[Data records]
* * *
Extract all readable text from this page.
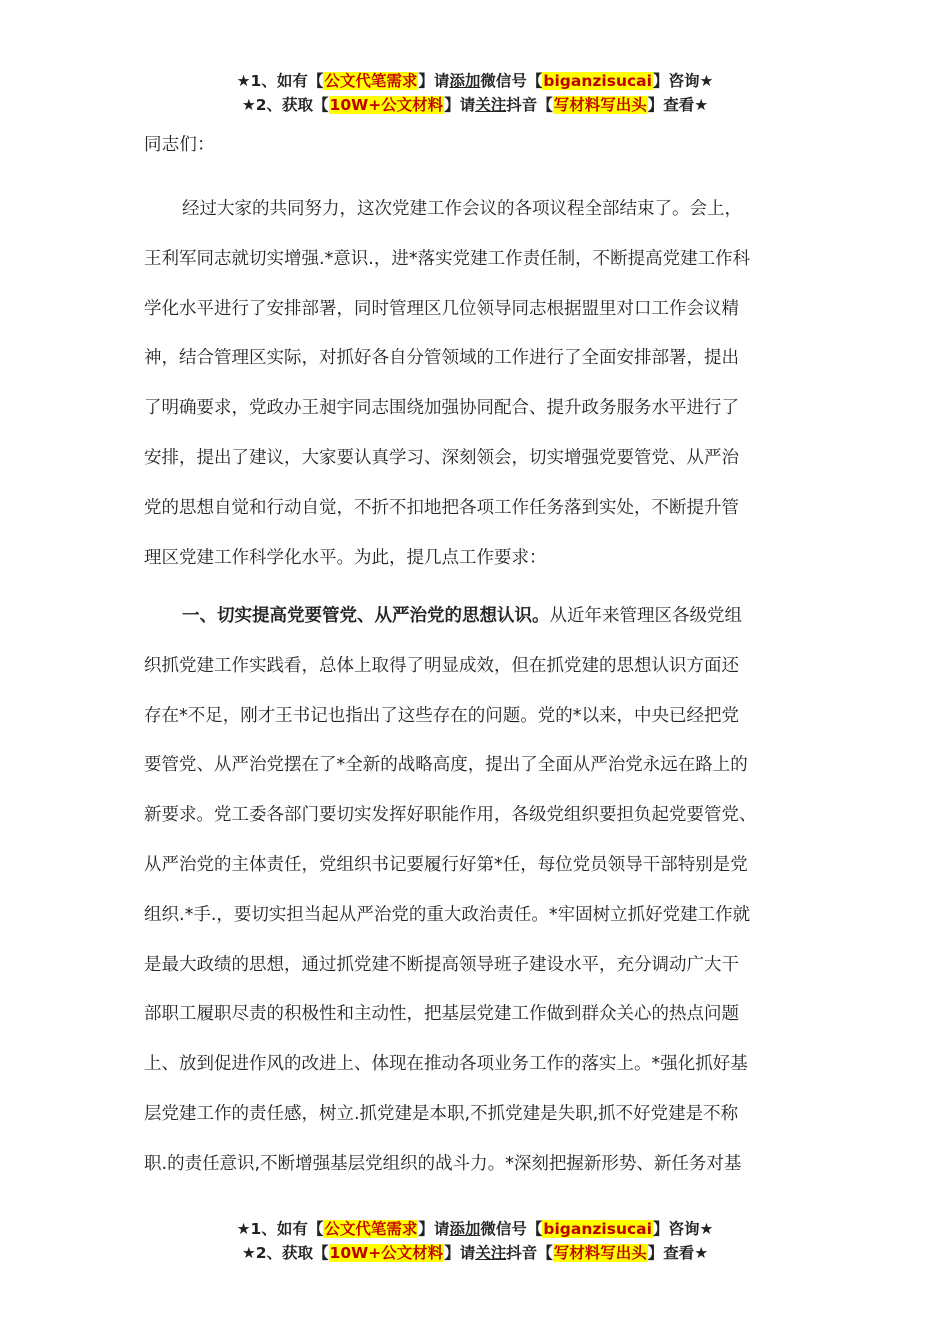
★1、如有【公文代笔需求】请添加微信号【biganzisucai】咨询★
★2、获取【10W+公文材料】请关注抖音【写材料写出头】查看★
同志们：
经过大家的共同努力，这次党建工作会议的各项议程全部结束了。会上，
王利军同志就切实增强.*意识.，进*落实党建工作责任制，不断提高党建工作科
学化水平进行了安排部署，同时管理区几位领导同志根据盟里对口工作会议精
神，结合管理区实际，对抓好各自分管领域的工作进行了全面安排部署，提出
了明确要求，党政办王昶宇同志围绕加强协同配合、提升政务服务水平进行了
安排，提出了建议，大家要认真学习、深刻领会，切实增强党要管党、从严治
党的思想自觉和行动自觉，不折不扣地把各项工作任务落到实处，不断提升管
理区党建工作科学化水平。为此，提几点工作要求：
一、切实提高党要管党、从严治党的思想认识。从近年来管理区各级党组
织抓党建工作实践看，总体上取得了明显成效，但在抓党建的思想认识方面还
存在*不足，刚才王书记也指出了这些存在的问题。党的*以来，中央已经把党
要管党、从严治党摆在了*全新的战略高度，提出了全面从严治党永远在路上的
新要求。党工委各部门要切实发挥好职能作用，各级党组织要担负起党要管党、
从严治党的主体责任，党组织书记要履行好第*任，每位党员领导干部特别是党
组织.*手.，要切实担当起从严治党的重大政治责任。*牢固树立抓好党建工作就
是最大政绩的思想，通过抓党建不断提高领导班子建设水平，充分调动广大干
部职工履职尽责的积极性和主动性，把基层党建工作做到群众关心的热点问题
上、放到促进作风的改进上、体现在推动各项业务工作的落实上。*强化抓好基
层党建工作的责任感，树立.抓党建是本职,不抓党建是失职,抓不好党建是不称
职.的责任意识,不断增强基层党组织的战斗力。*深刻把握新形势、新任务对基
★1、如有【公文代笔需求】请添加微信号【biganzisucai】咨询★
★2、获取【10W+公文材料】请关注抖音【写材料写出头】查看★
* * *
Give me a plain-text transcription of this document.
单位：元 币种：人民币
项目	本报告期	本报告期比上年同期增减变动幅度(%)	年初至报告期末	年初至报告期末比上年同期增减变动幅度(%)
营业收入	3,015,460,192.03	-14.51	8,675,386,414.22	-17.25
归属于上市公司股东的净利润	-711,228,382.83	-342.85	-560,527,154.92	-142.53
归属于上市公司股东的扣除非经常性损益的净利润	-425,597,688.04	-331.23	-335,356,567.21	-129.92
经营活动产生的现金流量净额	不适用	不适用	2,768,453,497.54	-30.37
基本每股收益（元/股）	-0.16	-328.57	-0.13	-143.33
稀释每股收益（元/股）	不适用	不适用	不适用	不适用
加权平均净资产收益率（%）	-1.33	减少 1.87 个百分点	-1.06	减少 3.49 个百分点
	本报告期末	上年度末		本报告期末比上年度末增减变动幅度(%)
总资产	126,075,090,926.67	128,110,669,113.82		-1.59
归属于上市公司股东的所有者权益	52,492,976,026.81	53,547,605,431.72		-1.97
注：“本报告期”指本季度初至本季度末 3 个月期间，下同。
* * *
**Short task**
Sift through the entries and copy every line with "text".

**Task response**
Extract all readable text from this page.
Give me a plain-text transcription of this document.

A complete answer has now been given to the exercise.